Exercise brief → Scan the data beneath this task and copy each line that includes "장기일반민간임대주택".

___ Material

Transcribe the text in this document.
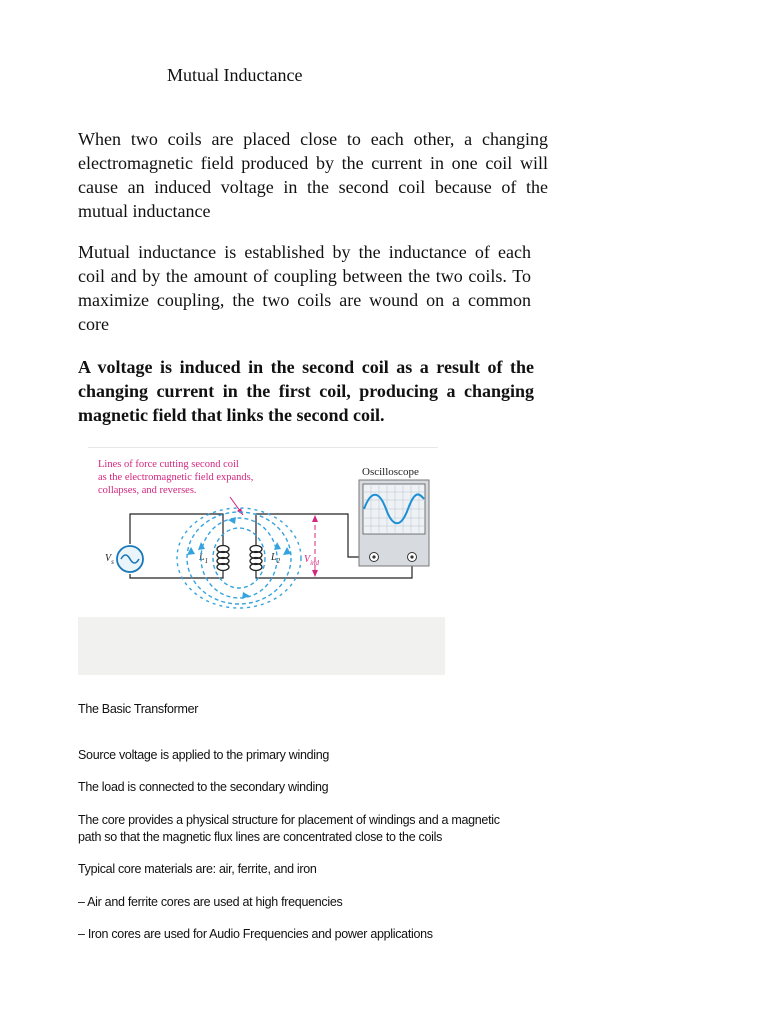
Mutual Inductance
When two coils are placed close to each other, a changing electromagnetic field produced by the current in one coil will cause an induced voltage in the second coil because of the mutual inductance
Mutual inductance is established by the inductance of each coil and by the amount of coupling between the two coils. To maximize coupling, the two coils are wound on a common core
A voltage is induced in the second coil as a result of the changing current in the first coil, producing a changing magnetic field that links the second coil.
Lines of force cutting second coil
as the electromagnetic field expands,
collapses, and reverses.
$V_s$	$L_1$	$L_2$ $V_{ind}$
Oscilloscope
The Basic Transformer
Source voltage is applied to the primary winding
The load is connected to the secondary winding
The core provides a physical structure for placement of windings and a magnetic
path so that the magnetic flux lines are concentrated close to the coils
Typical core materials are: air, ferrite, and iron
– Air and ferrite cores are used at high frequencies
– Iron cores are used for Audio Frequencies and power applications
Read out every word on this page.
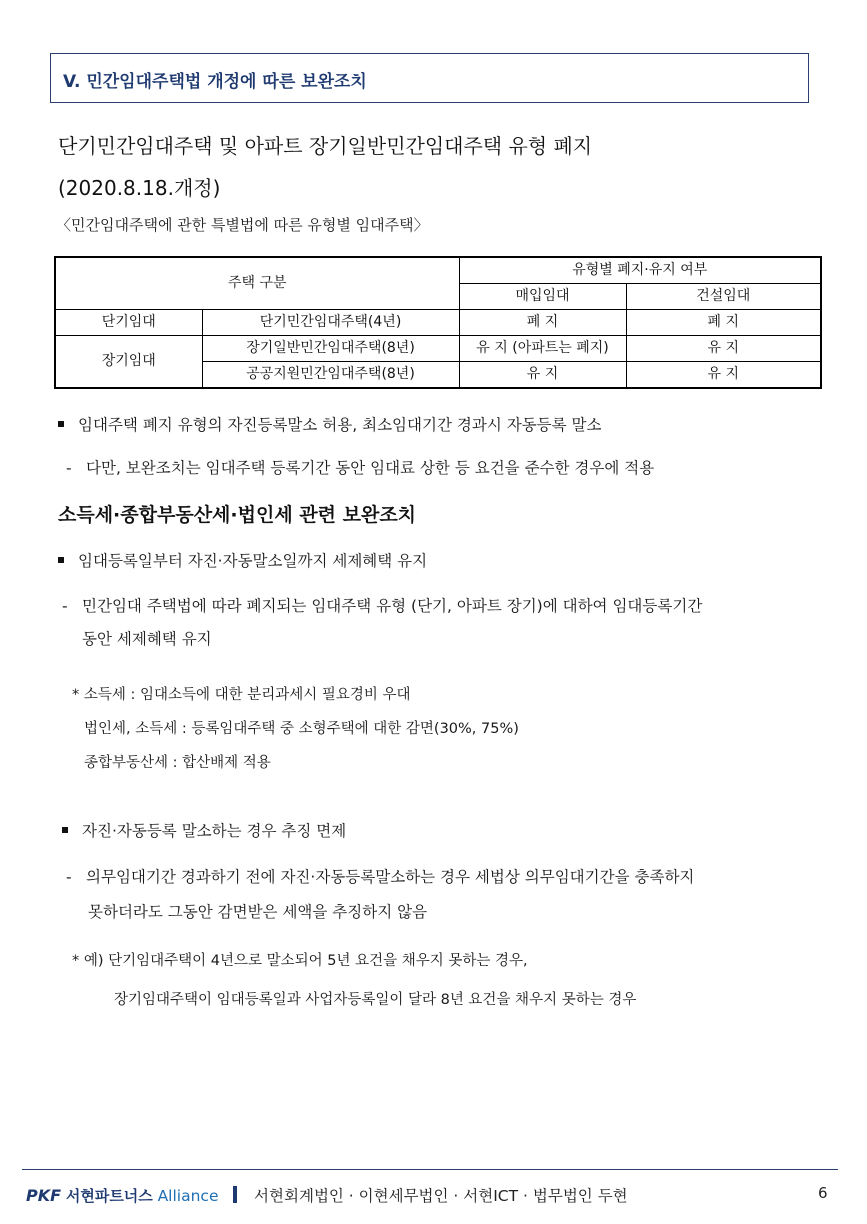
V. 민간임대주택법 개정에 따른 보완조치
단기민간임대주택 및 아파트 장기일반민간임대주택 유형 폐지
(2020.8.18.개정)
〈민간임대주택에 관한 특별법에 따른 유형별 임대주택〉
주택 구분		유형별 폐지·유지 여부	
		매입임대	건설임대
단기임대	단기민간임대주택(4년)	폐 지	폐 지
장기임대	장기일반민간임대주택(8년)	유 지 (아파트는 폐지)	유 지
	공공지원민간임대주택(8년)	유 지	유 지
임대주택 폐지 유형의 자진등록말소 허용, 최소임대기간 경과시 자동등록 말소
- 다만, 보완조치는 임대주택 등록기간 동안 임대료 상한 등 요건을 준수한 경우에 적용
소득세·종합부동산세·법인세 관련 보완조치
임대등록일부터 자진·자동말소일까지 세제혜택 유지
- 민간임대 주택법에 따라 폐지되는 임대주택 유형 (단기, 아파트 장기)에 대하여 임대등록기간
동안 세제혜택 유지
* 소득세 : 임대소득에 대한 분리과세시 필요경비 우대
법인세, 소득세 : 등록임대주택 중 소형주택에 대한 감면(30%, 75%)
종합부동산세 : 합산배제 적용
자진·자동등록 말소하는 경우 추징 면제
- 의무임대기간 경과하기 전에 자진·자동등록말소하는 경우 세법상 의무임대기간을 충족하지
못하더라도 그동안 감면받은 세액을 추징하지 않음
* 예) 단기임대주택이 4년으로 말소되어 5년 요건을 채우지 못하는 경우,
장기임대주택이 임대등록일과 사업자등록일이 달라 8년 요건을 채우지 못하는 경우
PKF 서현파트너스 Alliance 서현회계법인 · 이현세무법인 · 서현ICT · 법무법인 두현	6
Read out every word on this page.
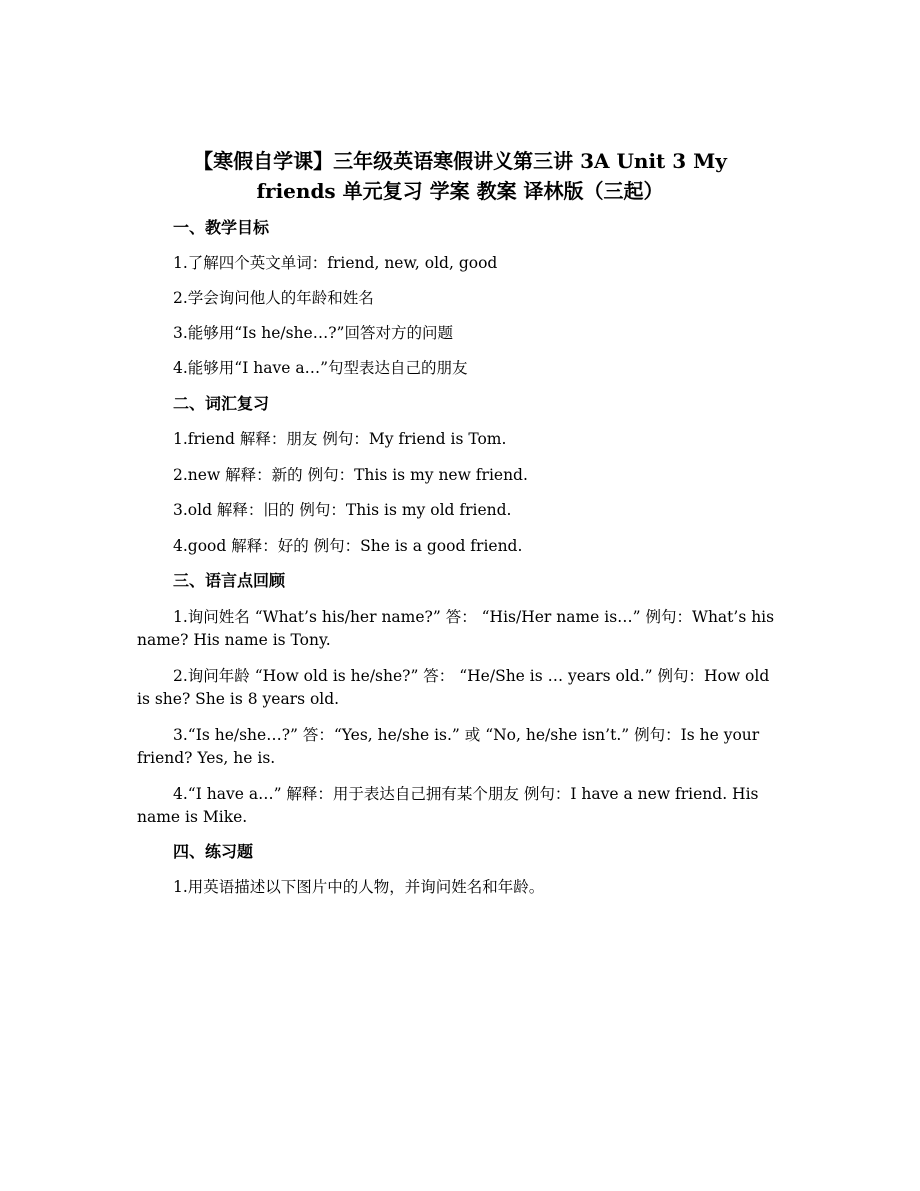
【寒假自学课】三年级英语寒假讲义第三讲 3A Unit 3 My
friends 单元复习 学案 教案 译林版（三起）
一、教学目标
1.了解四个英文单词：friend, new, old, good
2.学会询问他人的年龄和姓名
3.能够用“Is he/she…?”回答对方的问题
4.能够用“I have a…”句型表达自己的朋友
二、词汇复习
1.friend 解释：朋友 例句：My friend is Tom.
2.new 解释：新的 例句：This is my new friend.
3.old 解释：旧的 例句：This is my old friend.
4.good 解释：好的 例句：She is a good friend.
三、语言点回顾
1.询问姓名 “What’s his/her name?” 答： “His/Her name is…” 例句：What’s his name? His name is Tony.
2.询问年龄 “How old is he/she?” 答： “He/She is … years old.” 例句：How old is she? She is 8 years old.
3.“Is he/she…?” 答：“Yes, he/she is.” 或 “No, he/she isn’t.” 例句：Is he your friend? Yes, he is.
4.“I have a…” 解释：用于表达自己拥有某个朋友 例句：I have a new friend. His name is Mike.
四、练习题
1.用英语描述以下图片中的人物，并询问姓名和年龄。
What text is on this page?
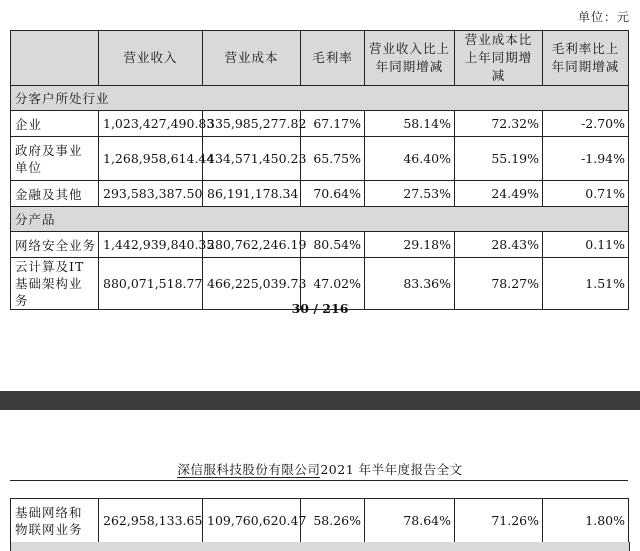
单位：元
	营业收入	营业成本	毛利率	营业收入比上年同期增减	营业成本比上年同期增减	毛利率比上年同期增减
分客户所处行业						
企业	1,023,427,490.83	335,985,277.82	67.17%	58.14%	72.32%	-2.70%
政府及事业单位	1,268,958,614.44	434,571,450.23	65.75%	46.40%	55.19%	-1.94%
金融及其他	293,583,387.50	86,191,178.34	70.64%	27.53%	24.49%	0.71%
分产品						
网络安全业务	1,442,939,840.35	280,762,246.19	80.54%	29.18%	28.43%	0.11%
云计算及IT基础架构业务	880,071,518.77	466,225,039.73	47.02%	83.36%	78.27%	1.51%
30 / 216
深信服科技股份有限公司2021 年半年度报告全文
基础网络和物联网业务	262,958,133.65	109,760,620.47	58.26%	78.64%	71.26%	1.80%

______

Expected answer →
단기민간임대주택 및 아파트 장기일반민간임대주택 유형 폐지
장기임대	장기일반민간임대주택(8년)	유 지 (아파트는 폐지)	유 지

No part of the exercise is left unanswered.